Write the lines from the one containing "List each element" through the one containing "paragraph: Pour l'équipe" in the records below as a JSON list of strings, one string per line, leaving out blank lines.

(Spatial annotation entries)
■ ■ ■ ■ ■ ■ ■
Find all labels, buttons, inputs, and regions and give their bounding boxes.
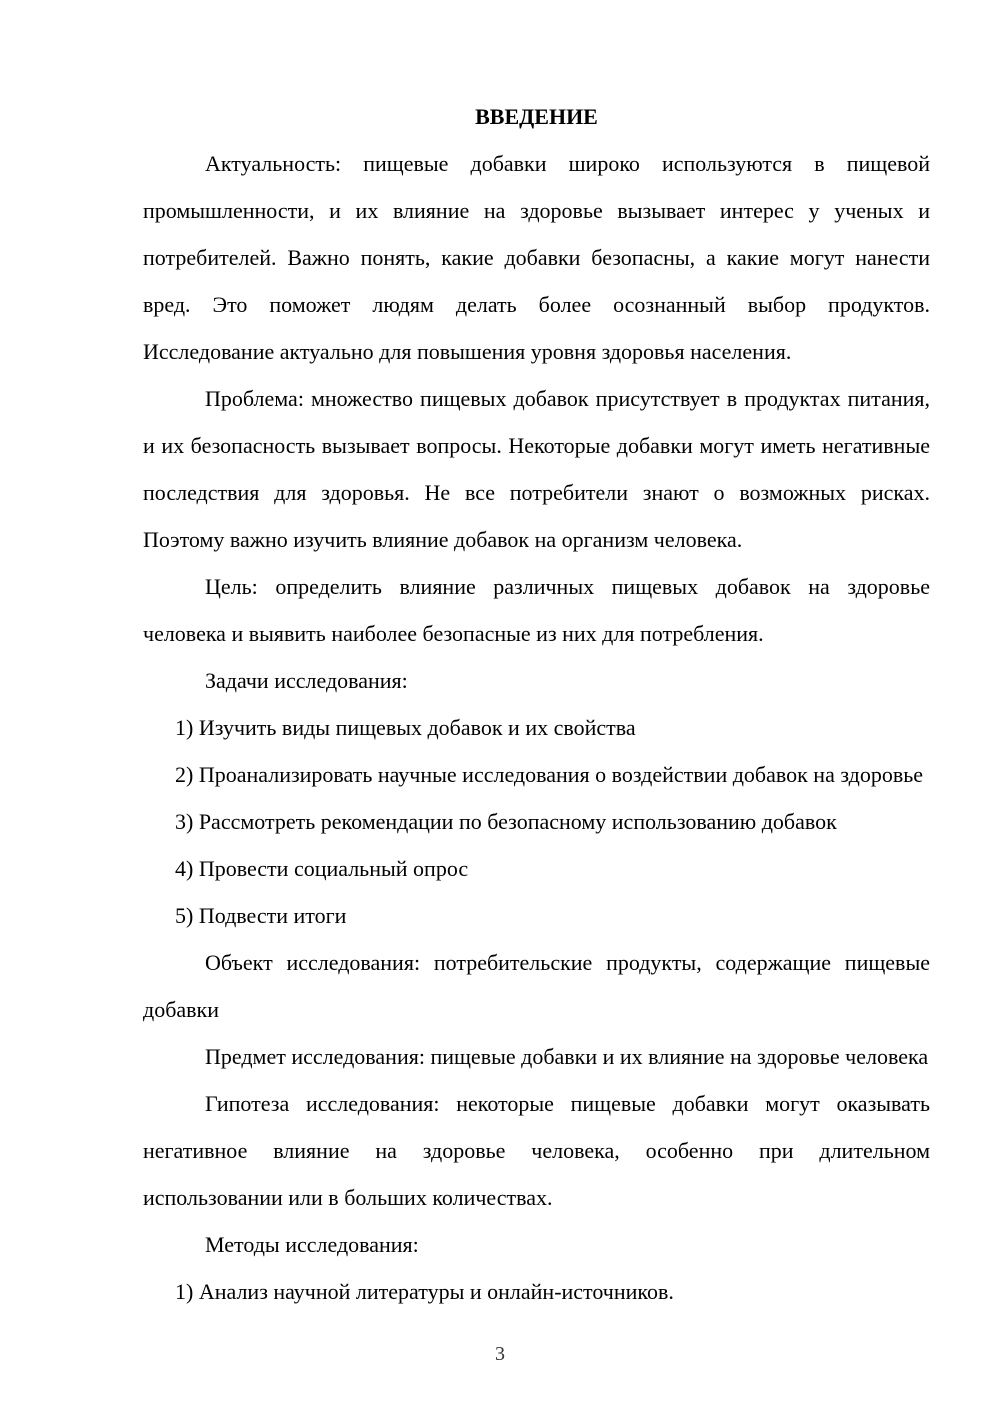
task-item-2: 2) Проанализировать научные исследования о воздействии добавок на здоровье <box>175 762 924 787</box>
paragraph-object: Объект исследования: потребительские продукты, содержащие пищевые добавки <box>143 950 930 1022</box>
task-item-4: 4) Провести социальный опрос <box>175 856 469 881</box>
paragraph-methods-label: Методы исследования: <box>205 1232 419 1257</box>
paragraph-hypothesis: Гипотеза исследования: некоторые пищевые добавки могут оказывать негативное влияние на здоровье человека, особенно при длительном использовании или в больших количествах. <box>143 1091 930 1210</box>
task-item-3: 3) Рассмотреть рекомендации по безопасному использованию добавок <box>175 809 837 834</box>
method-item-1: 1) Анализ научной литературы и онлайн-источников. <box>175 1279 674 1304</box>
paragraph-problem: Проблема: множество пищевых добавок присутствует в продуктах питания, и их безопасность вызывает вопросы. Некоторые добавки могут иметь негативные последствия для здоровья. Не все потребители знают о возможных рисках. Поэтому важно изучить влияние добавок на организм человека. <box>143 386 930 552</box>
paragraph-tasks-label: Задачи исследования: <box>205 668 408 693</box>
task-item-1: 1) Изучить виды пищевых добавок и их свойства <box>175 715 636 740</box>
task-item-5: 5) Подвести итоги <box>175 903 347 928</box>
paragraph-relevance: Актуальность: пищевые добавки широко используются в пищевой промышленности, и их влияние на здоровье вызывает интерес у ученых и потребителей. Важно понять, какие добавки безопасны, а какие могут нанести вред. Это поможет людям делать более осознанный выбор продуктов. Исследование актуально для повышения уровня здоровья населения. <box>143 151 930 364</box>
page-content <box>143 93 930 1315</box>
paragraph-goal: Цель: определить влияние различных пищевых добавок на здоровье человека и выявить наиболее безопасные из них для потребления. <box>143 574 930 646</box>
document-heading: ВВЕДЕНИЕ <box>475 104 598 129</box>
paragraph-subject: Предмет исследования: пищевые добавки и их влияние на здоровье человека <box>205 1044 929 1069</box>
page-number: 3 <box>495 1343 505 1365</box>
■ ■ ■ ■ ■ ■ ■
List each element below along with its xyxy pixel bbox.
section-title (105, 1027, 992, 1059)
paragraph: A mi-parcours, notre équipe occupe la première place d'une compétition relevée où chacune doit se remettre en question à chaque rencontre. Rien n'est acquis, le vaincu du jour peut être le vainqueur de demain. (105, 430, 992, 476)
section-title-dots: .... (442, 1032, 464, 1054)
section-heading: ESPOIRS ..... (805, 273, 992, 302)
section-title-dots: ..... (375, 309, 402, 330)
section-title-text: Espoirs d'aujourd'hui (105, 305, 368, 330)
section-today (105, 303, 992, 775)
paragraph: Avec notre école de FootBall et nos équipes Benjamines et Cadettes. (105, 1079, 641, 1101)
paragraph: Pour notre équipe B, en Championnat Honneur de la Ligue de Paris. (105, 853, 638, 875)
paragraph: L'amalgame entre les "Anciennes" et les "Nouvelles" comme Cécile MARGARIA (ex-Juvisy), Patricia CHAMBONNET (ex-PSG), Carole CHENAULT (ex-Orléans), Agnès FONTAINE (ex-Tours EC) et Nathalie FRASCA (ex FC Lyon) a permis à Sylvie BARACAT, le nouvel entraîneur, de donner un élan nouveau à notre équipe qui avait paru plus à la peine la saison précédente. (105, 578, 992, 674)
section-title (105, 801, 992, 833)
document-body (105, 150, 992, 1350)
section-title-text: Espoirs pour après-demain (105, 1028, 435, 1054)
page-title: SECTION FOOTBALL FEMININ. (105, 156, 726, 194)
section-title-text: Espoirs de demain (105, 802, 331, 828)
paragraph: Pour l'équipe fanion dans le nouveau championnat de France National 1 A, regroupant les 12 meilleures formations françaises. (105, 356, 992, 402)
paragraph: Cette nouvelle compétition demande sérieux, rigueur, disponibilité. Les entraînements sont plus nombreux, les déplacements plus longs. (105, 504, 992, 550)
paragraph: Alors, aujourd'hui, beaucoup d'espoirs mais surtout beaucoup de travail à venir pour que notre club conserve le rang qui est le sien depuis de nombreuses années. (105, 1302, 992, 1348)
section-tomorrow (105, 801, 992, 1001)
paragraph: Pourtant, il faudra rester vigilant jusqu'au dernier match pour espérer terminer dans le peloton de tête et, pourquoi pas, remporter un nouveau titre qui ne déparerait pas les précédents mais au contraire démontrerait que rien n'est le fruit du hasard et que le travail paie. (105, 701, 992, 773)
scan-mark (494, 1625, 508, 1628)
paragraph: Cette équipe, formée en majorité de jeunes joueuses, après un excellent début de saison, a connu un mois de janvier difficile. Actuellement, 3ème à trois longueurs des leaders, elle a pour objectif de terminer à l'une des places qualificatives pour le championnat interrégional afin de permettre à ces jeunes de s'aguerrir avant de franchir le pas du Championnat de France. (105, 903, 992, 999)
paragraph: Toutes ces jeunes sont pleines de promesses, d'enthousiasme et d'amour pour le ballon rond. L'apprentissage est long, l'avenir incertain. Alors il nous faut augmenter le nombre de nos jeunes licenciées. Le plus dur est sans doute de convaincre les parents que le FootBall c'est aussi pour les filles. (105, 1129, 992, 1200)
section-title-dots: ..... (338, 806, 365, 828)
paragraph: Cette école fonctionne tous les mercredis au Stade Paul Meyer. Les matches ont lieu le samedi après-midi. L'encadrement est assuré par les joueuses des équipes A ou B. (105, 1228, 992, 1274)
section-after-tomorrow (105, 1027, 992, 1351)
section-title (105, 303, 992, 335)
■ ■ ■ ■ ■ ■ ■
*CORRECT RESPONSE:*
[
  "List each element below along with its xyxy pixel bbox.",
  "section-title (105, 1027, 992, 1059)",
  "paragraph: A mi-parcours, notre équipe occupe la première place d'une compétition relevée où chacune doit se remettre en question à chaque rencontre. Rien n'est acquis, le vaincu du jour peut être le vainqueur de demain. (105, 430, 992, 476)",
  "section-title-dots: .... (442, 1032, 464, 1054)",
  "section-heading: ESPOIRS ..... (805, 273, 992, 302)",
  "section-title-dots: ..... (375, 309, 402, 330)",
  "section-title-text: Espoirs d'aujourd'hui (105, 305, 368, 330)",
  "section-today (105, 303, 992, 775)",
  "paragraph: Avec notre école de FootBall et nos équipes Benjamines et Cadettes. (105, 1079, 641, 1101)",
  "paragraph: Pour notre équipe B, en Championnat Honneur de la Ligue de Paris. (105, 853, 638, 875)",
  "paragraph: L'amalgame entre les \"Anciennes\" et les \"Nouvelles\" comme Cécile MARGARIA (ex-Juvisy), Patricia CHAMBONNET (ex-PSG), Carole CHENAULT (ex-Orléans), Agnès FONTAINE (ex-Tours EC) et Nathalie FRASCA (ex FC Lyon) a permis à Sylvie BARACAT, le nouvel entraîneur, de donner un élan nouveau à notre équipe qui avait paru plus à la peine la saison précédente. (105, 578, 992, 674)",
  "section-title (105, 801, 992, 833)",
  "document-body (105, 150, 992, 1350)",
  "section-title-text: Espoirs pour après-demain (105, 1028, 435, 1054)",
  "page-title: SECTION FOOTBALL FEMININ. (105, 156, 726, 194)",
  "section-title-text: Espoirs de demain (105, 802, 331, 828)",
  "paragraph: Pour l'équipe fanion dans le nouveau championnat de France National 1 A, regroupant les 12 meilleures formations françaises. (105, 356, 992, 402)"
]